* START STORED DATA *

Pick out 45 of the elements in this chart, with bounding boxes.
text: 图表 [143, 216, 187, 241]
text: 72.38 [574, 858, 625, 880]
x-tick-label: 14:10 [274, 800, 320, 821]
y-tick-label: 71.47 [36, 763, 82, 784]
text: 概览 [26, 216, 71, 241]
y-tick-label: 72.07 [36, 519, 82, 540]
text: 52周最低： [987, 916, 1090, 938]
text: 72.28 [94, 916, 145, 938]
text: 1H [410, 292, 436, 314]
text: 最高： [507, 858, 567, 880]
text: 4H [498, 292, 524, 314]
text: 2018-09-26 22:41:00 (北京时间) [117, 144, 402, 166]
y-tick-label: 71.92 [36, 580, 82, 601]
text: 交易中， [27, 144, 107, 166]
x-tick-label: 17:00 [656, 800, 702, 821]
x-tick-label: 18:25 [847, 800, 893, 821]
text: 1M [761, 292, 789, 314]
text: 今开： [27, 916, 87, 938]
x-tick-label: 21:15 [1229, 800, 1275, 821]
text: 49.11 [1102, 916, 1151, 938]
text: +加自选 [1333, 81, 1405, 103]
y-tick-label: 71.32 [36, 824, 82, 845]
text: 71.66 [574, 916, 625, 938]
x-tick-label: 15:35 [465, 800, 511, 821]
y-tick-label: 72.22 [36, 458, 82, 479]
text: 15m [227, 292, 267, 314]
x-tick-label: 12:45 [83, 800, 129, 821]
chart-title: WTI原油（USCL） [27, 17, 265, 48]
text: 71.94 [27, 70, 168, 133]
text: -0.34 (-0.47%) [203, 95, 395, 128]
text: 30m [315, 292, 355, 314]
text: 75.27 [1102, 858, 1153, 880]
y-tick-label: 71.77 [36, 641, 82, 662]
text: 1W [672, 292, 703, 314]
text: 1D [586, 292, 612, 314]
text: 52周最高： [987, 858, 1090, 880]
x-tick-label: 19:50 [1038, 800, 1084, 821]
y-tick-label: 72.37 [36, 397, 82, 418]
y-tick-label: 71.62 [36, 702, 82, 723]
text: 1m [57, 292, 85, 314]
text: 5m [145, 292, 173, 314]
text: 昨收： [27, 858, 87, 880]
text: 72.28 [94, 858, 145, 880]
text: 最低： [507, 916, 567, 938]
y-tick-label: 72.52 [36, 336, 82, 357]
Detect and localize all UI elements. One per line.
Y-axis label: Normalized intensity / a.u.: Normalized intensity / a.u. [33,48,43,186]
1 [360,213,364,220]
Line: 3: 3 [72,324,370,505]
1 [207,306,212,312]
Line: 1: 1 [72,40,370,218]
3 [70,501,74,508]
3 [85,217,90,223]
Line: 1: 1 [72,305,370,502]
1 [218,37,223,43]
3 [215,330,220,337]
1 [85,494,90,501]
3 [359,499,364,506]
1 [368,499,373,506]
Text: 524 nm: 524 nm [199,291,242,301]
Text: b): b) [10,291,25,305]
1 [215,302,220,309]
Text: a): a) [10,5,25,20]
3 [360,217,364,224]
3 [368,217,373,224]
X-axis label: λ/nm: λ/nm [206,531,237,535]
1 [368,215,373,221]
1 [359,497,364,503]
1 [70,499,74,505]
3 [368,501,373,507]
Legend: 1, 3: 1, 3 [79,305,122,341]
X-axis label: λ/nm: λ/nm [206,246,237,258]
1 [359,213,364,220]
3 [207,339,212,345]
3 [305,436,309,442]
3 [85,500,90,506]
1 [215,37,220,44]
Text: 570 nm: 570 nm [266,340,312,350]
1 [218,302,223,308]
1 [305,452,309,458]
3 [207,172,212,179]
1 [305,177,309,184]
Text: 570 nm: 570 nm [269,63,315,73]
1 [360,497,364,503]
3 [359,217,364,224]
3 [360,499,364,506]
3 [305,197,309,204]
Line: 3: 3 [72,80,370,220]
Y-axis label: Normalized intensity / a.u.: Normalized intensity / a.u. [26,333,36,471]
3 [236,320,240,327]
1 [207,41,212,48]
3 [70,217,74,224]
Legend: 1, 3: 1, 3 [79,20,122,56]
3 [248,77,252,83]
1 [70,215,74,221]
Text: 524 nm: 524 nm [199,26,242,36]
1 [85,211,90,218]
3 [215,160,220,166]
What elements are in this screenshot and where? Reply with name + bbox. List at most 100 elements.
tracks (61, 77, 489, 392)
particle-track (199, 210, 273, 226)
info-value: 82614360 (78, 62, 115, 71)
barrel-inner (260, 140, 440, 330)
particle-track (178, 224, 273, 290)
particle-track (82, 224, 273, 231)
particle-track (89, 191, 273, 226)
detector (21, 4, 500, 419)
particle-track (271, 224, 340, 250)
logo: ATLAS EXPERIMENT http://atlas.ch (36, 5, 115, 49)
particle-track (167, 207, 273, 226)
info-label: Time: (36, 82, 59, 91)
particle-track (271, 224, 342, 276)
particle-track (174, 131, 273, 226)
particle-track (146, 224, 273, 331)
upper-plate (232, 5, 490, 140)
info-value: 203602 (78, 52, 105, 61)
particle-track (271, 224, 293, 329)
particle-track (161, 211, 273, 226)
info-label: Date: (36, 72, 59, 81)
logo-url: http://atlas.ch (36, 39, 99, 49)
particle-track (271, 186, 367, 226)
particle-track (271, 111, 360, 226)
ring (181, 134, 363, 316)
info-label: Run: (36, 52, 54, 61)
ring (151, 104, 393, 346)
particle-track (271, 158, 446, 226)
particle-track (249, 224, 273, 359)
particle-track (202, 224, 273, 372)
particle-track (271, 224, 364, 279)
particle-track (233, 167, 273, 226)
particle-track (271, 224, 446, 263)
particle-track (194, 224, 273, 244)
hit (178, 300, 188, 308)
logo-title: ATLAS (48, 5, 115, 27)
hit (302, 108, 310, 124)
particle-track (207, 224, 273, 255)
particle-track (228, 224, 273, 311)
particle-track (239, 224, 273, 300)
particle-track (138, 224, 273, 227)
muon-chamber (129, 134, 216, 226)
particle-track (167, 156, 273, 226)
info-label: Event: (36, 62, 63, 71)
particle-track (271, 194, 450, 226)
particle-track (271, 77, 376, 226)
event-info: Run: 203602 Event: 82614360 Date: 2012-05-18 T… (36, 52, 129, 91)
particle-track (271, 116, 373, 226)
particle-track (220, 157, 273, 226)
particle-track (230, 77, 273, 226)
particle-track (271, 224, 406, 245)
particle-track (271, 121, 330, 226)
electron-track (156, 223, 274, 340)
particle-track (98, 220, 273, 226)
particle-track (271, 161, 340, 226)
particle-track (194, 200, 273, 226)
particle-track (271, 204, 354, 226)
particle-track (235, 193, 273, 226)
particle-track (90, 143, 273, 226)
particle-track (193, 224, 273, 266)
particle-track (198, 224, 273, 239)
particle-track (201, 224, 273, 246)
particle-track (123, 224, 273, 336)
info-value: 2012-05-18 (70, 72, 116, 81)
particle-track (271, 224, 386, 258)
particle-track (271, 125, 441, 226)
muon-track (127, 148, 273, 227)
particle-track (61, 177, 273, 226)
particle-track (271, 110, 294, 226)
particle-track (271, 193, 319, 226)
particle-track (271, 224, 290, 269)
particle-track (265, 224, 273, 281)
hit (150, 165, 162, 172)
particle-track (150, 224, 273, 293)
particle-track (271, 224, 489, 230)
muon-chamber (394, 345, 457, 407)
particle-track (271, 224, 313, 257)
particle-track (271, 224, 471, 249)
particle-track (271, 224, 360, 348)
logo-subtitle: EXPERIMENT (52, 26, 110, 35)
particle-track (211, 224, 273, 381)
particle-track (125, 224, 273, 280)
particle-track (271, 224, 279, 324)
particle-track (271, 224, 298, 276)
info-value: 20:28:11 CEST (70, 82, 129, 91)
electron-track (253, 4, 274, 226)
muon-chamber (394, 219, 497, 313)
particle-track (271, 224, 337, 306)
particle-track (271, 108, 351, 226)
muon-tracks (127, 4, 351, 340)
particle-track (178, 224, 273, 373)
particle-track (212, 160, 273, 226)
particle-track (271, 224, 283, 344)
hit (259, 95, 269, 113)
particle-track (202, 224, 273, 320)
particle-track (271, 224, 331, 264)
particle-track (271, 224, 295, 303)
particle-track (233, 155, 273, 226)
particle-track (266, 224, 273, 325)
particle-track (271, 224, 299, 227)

* END STORED DATA *

** WHAT THE TASK ASKS **
Copy out the lines again, word for word, from the first line of the records through the line that contains "1 [368,499,373,506]", with both end lines included.

** THE RESULT **
Pick out 45 of the elements in this chart, with bounding boxes.
text: 图表 [143, 216, 187, 241]
text: 72.38 [574, 858, 625, 880]
x-tick-label: 14:10 [274, 800, 320, 821]
y-tick-label: 71.47 [36, 763, 82, 784]
text: 概览 [26, 216, 71, 241]
y-tick-label: 72.07 [36, 519, 82, 540]
text: 52周最低： [987, 916, 1090, 938]
text: 72.28 [94, 916, 145, 938]
text: 1H [410, 292, 436, 314]
text: 最高： [507, 858, 567, 880]
text: 4H [498, 292, 524, 314]
text: 2018-09-26 22:41:00 (北京时间) [117, 144, 402, 166]
y-tick-label: 71.92 [36, 580, 82, 601]
text: 交易中， [27, 144, 107, 166]
x-tick-label: 17:00 [656, 800, 702, 821]
x-tick-label: 18:25 [847, 800, 893, 821]
text: 1M [761, 292, 789, 314]
text: 今开： [27, 916, 87, 938]
x-tick-label: 21:15 [1229, 800, 1275, 821]
text: 49.11 [1102, 916, 1151, 938]
text: +加自选 [1333, 81, 1405, 103]
y-tick-label: 71.32 [36, 824, 82, 845]
text: 71.66 [574, 916, 625, 938]
x-tick-label: 15:35 [465, 800, 511, 821]
y-tick-label: 72.22 [36, 458, 82, 479]
text: 15m [227, 292, 267, 314]
x-tick-label: 12:45 [83, 800, 129, 821]
chart-title: WTI原油（USCL） [27, 17, 265, 48]
text: 71.94 [27, 70, 168, 133]
text: -0.34 (-0.47%) [203, 95, 395, 128]
text: 30m [315, 292, 355, 314]
text: 75.27 [1102, 858, 1153, 880]
y-tick-label: 71.77 [36, 641, 82, 662]
text: 1W [672, 292, 703, 314]
text: 1D [586, 292, 612, 314]
text: 52周最高： [987, 858, 1090, 880]
x-tick-label: 19:50 [1038, 800, 1084, 821]
y-tick-label: 72.37 [36, 397, 82, 418]
y-tick-label: 71.62 [36, 702, 82, 723]
text: 1m [57, 292, 85, 314]
text: 5m [145, 292, 173, 314]
text: 昨收： [27, 858, 87, 880]
text: 72.28 [94, 858, 145, 880]
text: 最低： [507, 916, 567, 938]
y-tick-label: 72.52 [36, 336, 82, 357]
Detect and localize all UI elements. One per line.
Y-axis label: Normalized intensity / a.u.: Normalized intensity / a.u. [33,48,43,186]
1 [360,213,364,220]
Line: 3: 3 [72,324,370,505]
1 [207,306,212,312]
Line: 1: 1 [72,40,370,218]
3 [70,501,74,508]
3 [85,217,90,223]
Line: 1: 1 [72,305,370,502]
1 [218,37,223,43]
3 [215,330,220,337]
1 [85,494,90,501]
3 [359,499,364,506]
1 [368,499,373,506]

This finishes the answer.